-- START OF DOCUMENT --
In this article, a dual-stage converter driving for a piezoelectric actuator based on flyback circuit was designed and implemented, which could be applied in a micro robot. A low-voltage direct current could be converted to a high-voltage alternating current through flyback circuit and direct current/alternating current circuit in low-power condition. In the direct current/direct current stage, the charging and discharging process was realized to generate a high voltage bias from a low voltage directly supplied by battery. Then, the high voltage was converted into alternating waveform by an energy recovery circuit in direct current/alternating current stage. Experiments were conducted to verify the ability of the proposed converter to drive a 100-V-input piezoelectric bimorph actuator using a prototype 108 mg (excluding printed circuit board mass), 169 (13 × 13) mm², and 500-mW converter. According to the experimental results, this converter could be used for driving piezoelectric actuator applied in micro robot.

Keywords

Micro robot piezoelectric actuator high efficiency small size flyback converter

Introduction

Micro robot is a centimeter-scale robot with potential applications in searched-rescue, exploration, and reconnaissance.¹ An existing challenge of the research on micro robot is the sufficient power supply with high efficiency to implement kinds of actions, such as flying, crawling, and swimming.^2,3

When the size of micro robot falls down to centimeter scale, the efficiency and power density of conventional actuators are significantly reduced because of the domination of surface effect.⁴ To solve this limitation, piezoelectric actuators that work as an alternative solution were paid more attention.⁵ Meanwhile, Wood et al. considered a complete fabrication solution for actuators, links, flexures, integrated wiring, and structural elements using high-performance materials.⁶ They then developed a highly efficient transmission link for a specific device.

Meanwhile, the matching voltage conversion circuits should be designed to satisfy the electrical requirements of piezoelectric actuators.⁷ Several researchers have discussed the miniaturization of voltage conversion circuits for microrobotic applications. A boost converter cascaded with a switched capacitor circuit was adopted by Steltz et al. to obtain high voltage.⁸ However, this structure requires a large number of pump capacitors, which increases the size of the circuit and reduces its power density, particularly at a high output power. Other topologies with more components and a high step-up ratio are also suitable for driving high-voltage reactive loads; however, most efforts have focused on large-scale and high-power applications.^9
–11 In another part of the circuit, a simple push–pull driver described in the study by Steltz et al.⁸ can generate a unipolar square wave voltage across the load without energy recovery. The majority of the existing topologies focus on efficient piezoelectric driving for large-scale and high-power applications, which reduces the efficiency and power density of the power supply.^12

–17 Harvard’s team has previously produced a small-scale power conversion interface. However, as described in the study by Karpelson et al.,¹⁸ the boost tapped-inductors they use have difficulty in manufacturing compared to general flyback transformers. At the same time, in the direct current (DC)–alternating current (AC) stage, the detection of current becomes quite difficult in the case of low power. This article is dedicated to improving and validating the short board mentioned above.
-- END OF DOCUMENT --
-- START OF DATA EXCERPTS --
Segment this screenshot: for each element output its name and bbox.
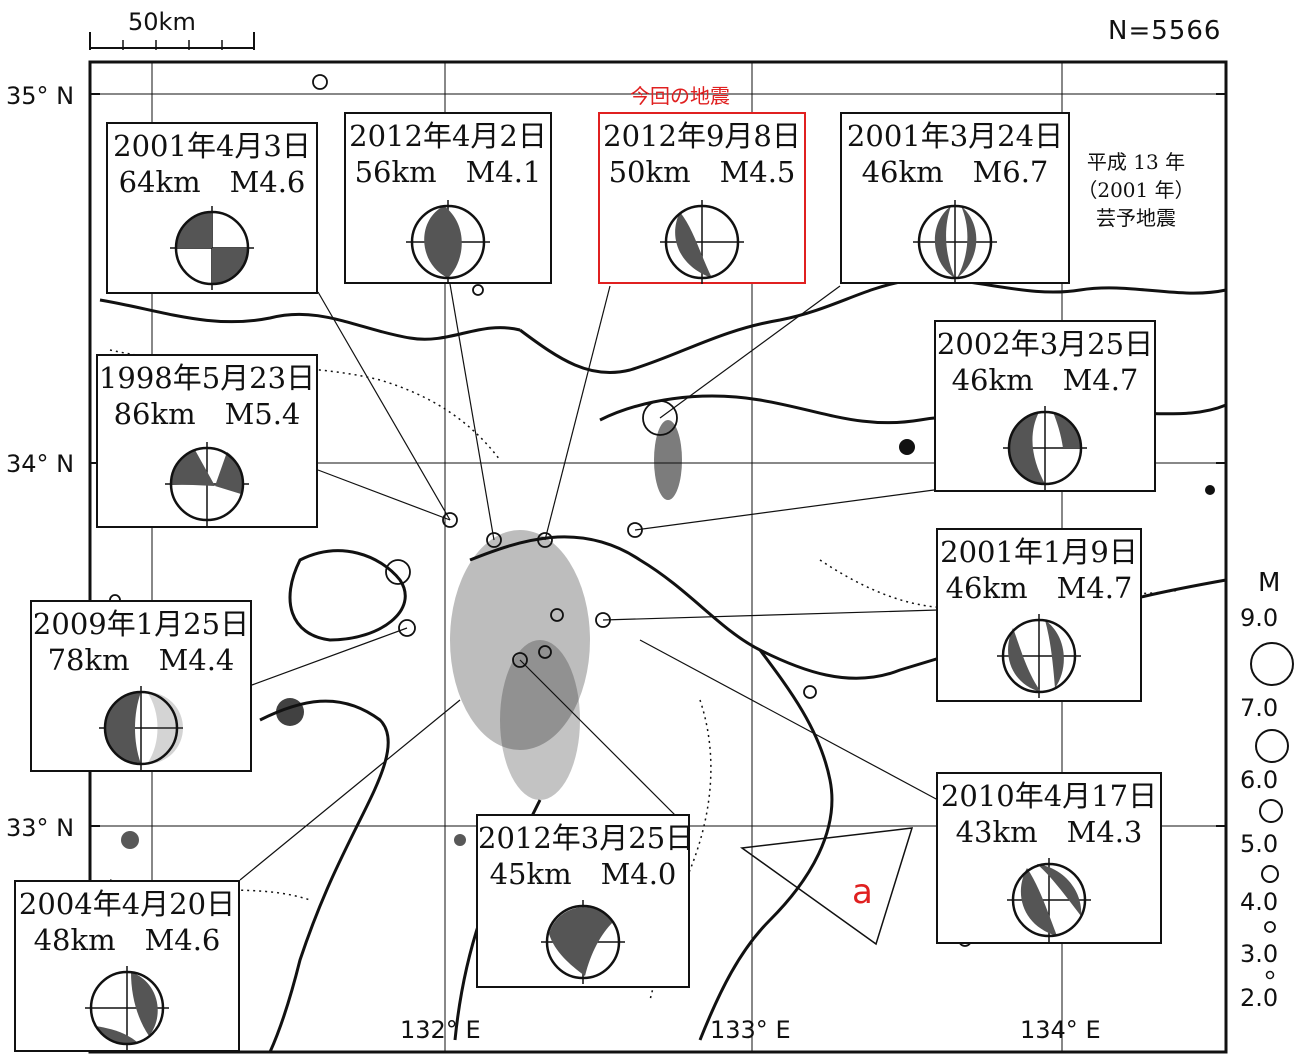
event-date: 2002年3月25日 (936, 327, 1154, 361)
event-count: N=5566 (1108, 16, 1222, 46)
epicenter-cluster (121, 420, 1215, 849)
geiyo-earthquake-label: 平成 13 年 （2001 年） 芸予地震 (1066, 148, 1206, 232)
legend-value: 4.0 (1240, 888, 1279, 916)
mechanism-box-2001-04-03: 2001年4月3日 64km M4.6 (106, 122, 318, 294)
region-label-line3: 芸予地震 (1096, 206, 1176, 230)
legend-value: 6.0 (1240, 766, 1279, 794)
lat-label-35: 35° N (6, 82, 75, 110)
mechanism-box-2001-01-09: 2001年1月9日 46km M4.7 (936, 528, 1142, 702)
event-depth-magnitude: 46km M6.7 (861, 155, 1049, 189)
focal-mechanism-icon (406, 200, 490, 284)
event-depth-magnitude: 46km M4.7 (951, 363, 1139, 397)
region-label-line2: （2001 年） (1077, 178, 1195, 202)
event-date: 2004年4月20日 (18, 887, 236, 921)
legend-value: 7.0 (1240, 694, 1279, 722)
current-event-label: 今回の地震 (630, 84, 730, 108)
legend-circle-icon (1261, 865, 1279, 883)
event-depth-magnitude: 48km M4.6 (33, 923, 221, 957)
event-date: 2001年3月24日 (846, 119, 1064, 153)
event-depth-magnitude: 43km M4.3 (955, 815, 1143, 849)
mechanism-box-2009-01-25: 2009年1月25日 78km M4.4 (30, 600, 252, 772)
mechanism-box-2010-04-17: 2010年4月17日 43km M4.3 (936, 772, 1162, 944)
lon-label-132: 132° E (400, 1016, 481, 1044)
mechanism-box-2012-04-02: 2012年4月2日 56km M4.1 (344, 112, 552, 284)
legend-value: 3.0 (1240, 940, 1279, 968)
legend-value: 5.0 (1240, 830, 1279, 858)
legend-circle-icon (1264, 921, 1276, 933)
focal-mechanism-icon (1003, 406, 1087, 490)
focal-mechanism-icon (541, 900, 625, 984)
event-date: 2010年4月17日 (940, 779, 1158, 813)
mechanism-box-1998-05-23: 1998年5月23日 86km M5.4 (96, 354, 318, 528)
mechanism-box-2002-03-25: 2002年3月25日 46km M4.7 (934, 320, 1156, 492)
event-date: 2012年9月8日 (603, 119, 801, 153)
event-date: 2009年1月25日 (32, 607, 250, 641)
legend-circle-icon (1259, 799, 1283, 823)
legend-circle-icon (1250, 642, 1294, 686)
event-depth-magnitude: 46km M4.7 (945, 571, 1133, 605)
event-depth-magnitude: 64km M4.6 (118, 165, 306, 199)
event-depth-magnitude: 56km M4.1 (354, 155, 542, 189)
event-date: 2001年4月3日 (113, 129, 311, 163)
focal-mechanism-icon (1007, 858, 1091, 942)
mechanism-box-2012-03-25: 2012年3月25日 45km M4.0 (476, 814, 695, 988)
lat-label-34: 34° N (6, 450, 75, 478)
legend-value: 9.0 (1240, 604, 1279, 632)
focal-mechanism-icon (997, 614, 1081, 698)
event-date: 1998年5月23日 (98, 361, 316, 395)
mechanism-box-2012-09-08: 2012年9月8日 50km M4.5 (598, 112, 806, 284)
legend-circle-icon (1265, 970, 1275, 980)
focal-mechanism-icon (85, 966, 169, 1050)
event-date: 2012年4月2日 (349, 119, 547, 153)
event-depth-magnitude: 45km M4.0 (489, 857, 677, 891)
event-date: 2012年3月25日 (478, 821, 695, 855)
scale-bar-label: 50km (128, 8, 196, 36)
lon-label-134: 134° E (1020, 1016, 1101, 1044)
lat-label-33: 33° N (6, 814, 75, 842)
area-a-outline (739, 827, 914, 946)
area-a-label: a (852, 872, 873, 912)
legend-circle-icon (1255, 729, 1289, 763)
focal-mechanism-icon (165, 442, 249, 526)
region-label-line1: 平成 13 年 (1086, 150, 1186, 174)
focal-mechanism-icon (170, 206, 254, 290)
event-depth-magnitude: 78km M4.4 (47, 643, 235, 677)
legend-value: 2.0 (1240, 984, 1279, 1012)
scale-bar (89, 32, 255, 50)
focal-mechanism-icon (660, 200, 744, 284)
connector-lines (239, 283, 939, 881)
mechanism-box-2001-03-24: 2001年3月24日 46km M6.7 (840, 112, 1070, 284)
event-date: 2001年1月9日 (940, 535, 1138, 569)
legend-title: M (1258, 568, 1281, 598)
focal-mechanism-icon (99, 686, 183, 770)
event-depth-magnitude: 50km M4.5 (608, 155, 796, 189)
focal-mechanism-icon (913, 200, 997, 284)
lon-label-133: 133° E (710, 1016, 791, 1044)
mechanism-box-2004-04-20: 2004年4月20日 48km M4.6 (14, 880, 240, 1052)
event-depth-magnitude: 86km M5.4 (113, 397, 301, 431)
map-frame (88, 60, 1228, 1054)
-- END OF DATA EXCERPTS --
_EXERCISE INSTRUCTIONS_:
Resume the article above on the flyback-based driver for piezoelectric actuators, starting right after its final sentence.

_OUTPUT OF THE TASK_:
In this article, a dual-stage low-power converter driving for piezoelectric actuator was designed and implemented. A low voltage coming from battery was converted into 150-V high alternating voltage which is capable of driving the piezoelectric actuator. In addition, this manuscript presents (a) the requirements and strategies of driving piezoelectric actuator, (b) the working principle and control scheme of the dual-stage low-power converter, including DC/DC flyback conversion stage and DC/AC driving stage, (c) the experimental validation adopts converter prototype driving for piezoelectric actuator, and (d) the conclusions and future prospects.

Requirements and strategies driving for piezoelectric actuator

In terms of piezoelectric actuators, the size of displacement is proportional to the excitation voltages within the endurable voltage range. In most applications, to supply a desired high voltage, an external bulky power supply is the common choice which inevitably limits the size reduction. Therefore, a compact converter with high step-up ratio driving for piezoelectric actuator is desired.

Prior work about driving methods of piezoelectric actuator includes efforts by Rios and Fleming,¹⁹ which made the detailed analysis of the efficiency of several different configurations.²⁰ The common driving method to drive piezoelectric bimorph is named as “simultaneous drive,” as shown in Figure 1.

Figure 1.

Drive methods for piezoelectric actuator.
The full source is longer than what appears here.